● PROBLEM DESCRIPTION
Extract all data as written.

-- START SOURCE MATERIAL --

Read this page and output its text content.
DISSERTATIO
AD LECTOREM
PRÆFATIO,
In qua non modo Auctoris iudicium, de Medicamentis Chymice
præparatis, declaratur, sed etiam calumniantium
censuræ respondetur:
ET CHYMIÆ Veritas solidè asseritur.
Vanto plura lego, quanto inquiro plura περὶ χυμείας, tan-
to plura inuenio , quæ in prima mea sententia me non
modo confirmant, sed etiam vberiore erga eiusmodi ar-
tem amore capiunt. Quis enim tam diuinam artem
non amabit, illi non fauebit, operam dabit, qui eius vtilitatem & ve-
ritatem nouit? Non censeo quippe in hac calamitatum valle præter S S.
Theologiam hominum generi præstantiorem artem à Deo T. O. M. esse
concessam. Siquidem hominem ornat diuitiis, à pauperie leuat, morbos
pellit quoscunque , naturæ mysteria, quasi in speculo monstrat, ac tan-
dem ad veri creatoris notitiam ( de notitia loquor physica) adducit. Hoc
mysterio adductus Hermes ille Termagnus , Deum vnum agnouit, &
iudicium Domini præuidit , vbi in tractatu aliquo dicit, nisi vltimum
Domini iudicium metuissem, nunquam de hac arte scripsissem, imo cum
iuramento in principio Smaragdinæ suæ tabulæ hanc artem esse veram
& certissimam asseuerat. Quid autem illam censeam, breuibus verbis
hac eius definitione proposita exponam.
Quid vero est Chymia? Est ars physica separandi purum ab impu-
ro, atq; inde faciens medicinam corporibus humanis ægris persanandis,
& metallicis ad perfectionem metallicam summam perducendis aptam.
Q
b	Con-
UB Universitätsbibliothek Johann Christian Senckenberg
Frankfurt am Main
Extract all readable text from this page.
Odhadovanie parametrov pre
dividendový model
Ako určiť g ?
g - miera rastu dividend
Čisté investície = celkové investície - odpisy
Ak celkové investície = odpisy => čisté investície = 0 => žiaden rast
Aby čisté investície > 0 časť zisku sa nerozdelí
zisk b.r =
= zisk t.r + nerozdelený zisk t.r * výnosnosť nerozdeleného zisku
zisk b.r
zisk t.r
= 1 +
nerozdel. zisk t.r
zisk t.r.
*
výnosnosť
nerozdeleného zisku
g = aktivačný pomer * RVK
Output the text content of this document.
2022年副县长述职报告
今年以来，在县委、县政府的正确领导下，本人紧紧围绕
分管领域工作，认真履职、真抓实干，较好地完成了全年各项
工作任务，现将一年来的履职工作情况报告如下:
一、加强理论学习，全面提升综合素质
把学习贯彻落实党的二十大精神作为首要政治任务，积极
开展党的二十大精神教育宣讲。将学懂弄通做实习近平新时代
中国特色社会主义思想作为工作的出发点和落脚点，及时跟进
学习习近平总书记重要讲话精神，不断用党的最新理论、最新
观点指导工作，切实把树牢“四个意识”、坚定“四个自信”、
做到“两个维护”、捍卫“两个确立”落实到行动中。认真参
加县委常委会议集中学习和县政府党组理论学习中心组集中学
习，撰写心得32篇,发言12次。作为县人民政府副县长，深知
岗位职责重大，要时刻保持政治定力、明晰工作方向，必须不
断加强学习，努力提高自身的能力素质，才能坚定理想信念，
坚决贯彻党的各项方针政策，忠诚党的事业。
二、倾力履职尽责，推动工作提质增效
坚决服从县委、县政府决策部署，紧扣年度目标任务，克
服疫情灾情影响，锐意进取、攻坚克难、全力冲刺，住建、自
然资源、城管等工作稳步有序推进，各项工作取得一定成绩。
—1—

-- END SOURCE MATERIAL --

● WRITTEN RESPONSE
Read this page and output its text content.
DISSERTATIO
AD LECTOREM
PRÆFATIO,
In qua non modo Auctoris iudicium, de Medicamentis Chymice
præparatis, declaratur, sed etiam calumniantium
censuræ respondetur:
ET CHYMIÆ Veritas solidè asseritur.
Vanto plura lego, quanto inquiro plura περὶ χυμείας, tan-
to plura inuenio , quæ in prima mea sententia me non
modo confirmant, sed etiam vberiore erga eiusmodi ar-
tem amore capiunt. Quis enim tam diuinam artem
non amabit, illi non fauebit, operam dabit, qui eius vtilitatem & ve-
ritatem nouit? Non censeo quippe in hac calamitatum valle præter S S.
Theologiam hominum generi præstantiorem artem à Deo T. O. M. esse
concessam. Siquidem hominem ornat diuitiis, à pauperie leuat, morbos
pellit quoscunque , naturæ mysteria, quasi in speculo monstrat, ac tan-
dem ad veri creatoris notitiam ( de notitia loquor physica) adducit. Hoc
mysterio adductus Hermes ille Termagnus , Deum vnum agnouit, &
iudicium Domini præuidit , vbi in tractatu aliquo dicit, nisi vltimum
Domini iudicium metuissem, nunquam de hac arte scripsissem, imo cum
iuramento in principio Smaragdinæ suæ tabulæ hanc artem esse veram
& certissimam asseuerat. Quid autem illam censeam, breuibus verbis
hac eius definitione proposita exponam.
Quid vero est Chymia? Est ars physica separandi purum ab impu-
ro, atq; inde faciens medicinam corporibus humanis ægris persanandis,
& metallicis ad perfectionem metallicam summam perducendis aptam.
Q
b	Con-
UB Universitätsbibliothek Johann Christian Senckenberg
Frankfurt am Main
Extract all readable text from this page.
Odhadovanie parametrov pre
dividendový model
Ako určiť g ?
g - miera rastu dividend
Čisté investície = celkové investície - odpisy
Ak celkové investície = odpisy => čisté investície = 0 => žiaden rast
Aby čisté investície > 0 časť zisku sa nerozdelí
zisk b.r =
= zisk t.r + nerozdelený zisk t.r * výnosnosť nerozdeleného zisku
zisk b.r
zisk t.r
= 1 +
nerozdel. zisk t.r
zisk t.r.
*
výnosnosť
nerozdeleného zisku
g = aktivačný pomer * RVK
Output the text content of this document.
2022年副县长述职报告
今年以来，在县委、县政府的正确领导下，本人紧紧围绕
分管领域工作，认真履职、真抓实干，较好地完成了全年各项
工作任务，现将一年来的履职工作情况报告如下:
一、加强理论学习，全面提升综合素质
把学习贯彻落实党的二十大精神作为首要政治任务，积极
开展党的二十大精神教育宣讲。将学懂弄通做实习近平新时代
中国特色社会主义思想作为工作的出发点和落脚点，及时跟进
学习习近平总书记重要讲话精神，不断用党的最新理论、最新
观点指导工作，切实把树牢“四个意识”、坚定“四个自信”、
做到“两个维护”、捍卫“两个确立”落实到行动中。认真参
加县委常委会议集中学习和县政府党组理论学习中心组集中学
习，撰写心得32篇,发言12次。作为县人民政府副县长，深知
岗位职责重大，要时刻保持政治定力、明晰工作方向，必须不
断加强学习，努力提高自身的能力素质，才能坚定理想信念，
坚决贯彻党的各项方针政策，忠诚党的事业。
二、倾力履职尽责，推动工作提质增效
坚决服从县委、县政府决策部署，紧扣年度目标任务，克
服疫情灾情影响，锐意进取、攻坚克难、全力冲刺，住建、自
然资源、城管等工作稳步有序推进，各项工作取得一定成绩。
—1—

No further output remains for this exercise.